EXERCISE DIRECTIONS ▸ Retyping the entries exactly is all that is required.

INFORMATION PROVIDED ▸
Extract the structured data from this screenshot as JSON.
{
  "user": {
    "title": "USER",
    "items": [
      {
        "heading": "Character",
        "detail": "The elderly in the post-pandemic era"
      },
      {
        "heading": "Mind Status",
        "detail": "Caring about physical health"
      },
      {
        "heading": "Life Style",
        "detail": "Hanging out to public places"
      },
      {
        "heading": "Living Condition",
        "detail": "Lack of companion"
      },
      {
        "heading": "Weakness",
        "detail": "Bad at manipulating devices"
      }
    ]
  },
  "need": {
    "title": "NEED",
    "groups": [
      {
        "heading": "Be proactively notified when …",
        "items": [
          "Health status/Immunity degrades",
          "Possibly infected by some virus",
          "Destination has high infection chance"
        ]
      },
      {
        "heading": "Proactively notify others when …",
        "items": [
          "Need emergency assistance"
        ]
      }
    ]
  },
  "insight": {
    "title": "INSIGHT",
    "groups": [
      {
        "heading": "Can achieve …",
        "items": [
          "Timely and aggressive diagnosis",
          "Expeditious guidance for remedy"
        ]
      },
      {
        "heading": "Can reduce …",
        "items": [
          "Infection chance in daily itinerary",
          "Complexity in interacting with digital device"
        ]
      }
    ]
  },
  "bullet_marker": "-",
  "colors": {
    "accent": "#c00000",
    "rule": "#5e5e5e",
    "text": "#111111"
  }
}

SOLVED PROBLEM ▸
Extract the structured data from this screenshot as JSON.
{
  "user": {
    "title": "USER",
    "items": [
      {
        "heading": "Character",
        "detail": "The elderly in the post-pandemic era"
      },
      {
        "heading": "Mind Status",
        "detail": "Caring about physical health"
      },
      {
        "heading": "Life Style",
        "detail": "Hanging out to public places"
      },
      {
        "heading": "Living Condition",
        "detail": "Lack of companion"
      },
      {
        "heading": "Weakness",
        "detail": "Bad at manipulating devices"
      }
    ]
  },
  "need": {
    "title": "NEED",
    "groups": [
      {
        "heading": "Be proactively notified when …",
        "items": [
          "Health status/Immunity degrades",
          "Possibly infected by some virus",
          "Destination has high infection chance"
        ]
      },
      {
        "heading": "Proactively notify others when …",
        "items": [
          "Need emergency assistance"
        ]
      }
    ]
  },
  "insight": {
    "title": "INSIGHT",
    "groups": [
      {
        "heading": "Can achieve …",
        "items": [
          "Timely and aggressive diagnosis",
          "Expeditious guidance for remedy"
        ]
      },
      {
        "heading": "Can reduce …",
        "items": [
          "Infection chance in daily itinerary",
          "Complexity in interacting with digital device"
        ]
      }
    ]
  },
  "bullet_marker": "-",
  "colors": {
    "accent": "#c00000",
    "rule": "#5e5e5e",
    "text": "#111111"
  }
}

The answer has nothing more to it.